■ Given instruction
Filter the entries, keeping every line with the word "Tarihi".

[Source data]
=====

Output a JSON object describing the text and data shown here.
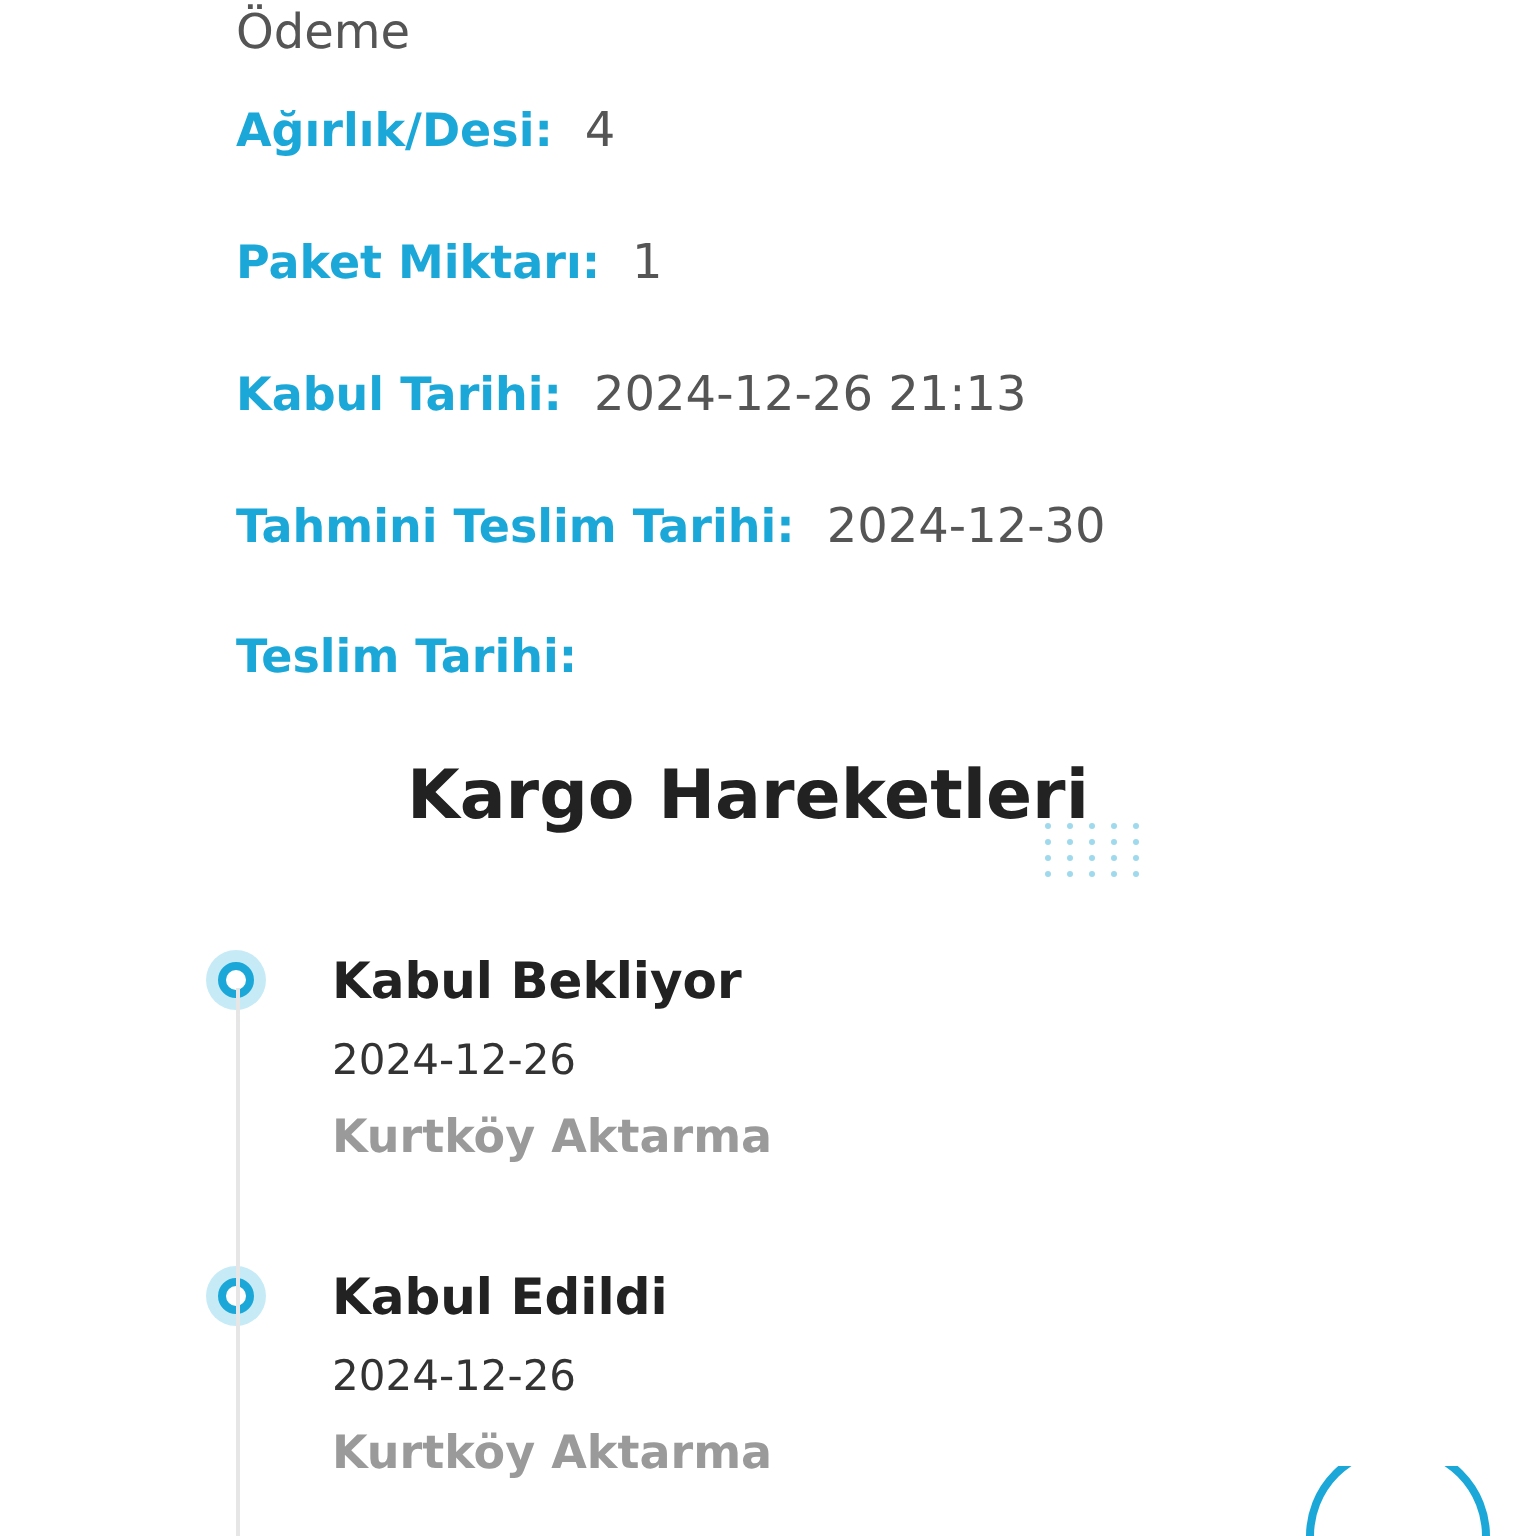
{
  "top_text": "Ödeme",
  "details": [
    {
      "label": "Ağırlık/Desi:",
      "value": "4"
    },
    {
      "label": "Paket Miktarı:",
      "value": "1"
    },
    {
      "label": "Kabul Tarihi:",
      "value": "2024-12-26 21:13"
    },
    {
      "label": "Tahmini Teslim Tarihi:",
      "value": "2024-12-30"
    },
    {
      "label": "Teslim Tarihi:"
    }
  ],
  "section_title": "Kargo Hareketleri",
  "events": [
    {
      "title": "Kabul Bekliyor",
      "date": "2024-12-26",
      "location": "Kurtköy Aktarma"
    },
    {
      "title": "Kabul Edildi",
      "date": "2024-12-26",
      "location": "Kurtköy Aktarma"
    }
  ]
}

=====

■ Exercise output
      "label": "Kabul Tarihi:",
      "label": "Tahmini Teslim Tarihi:",
      "label": "Teslim Tarihi:"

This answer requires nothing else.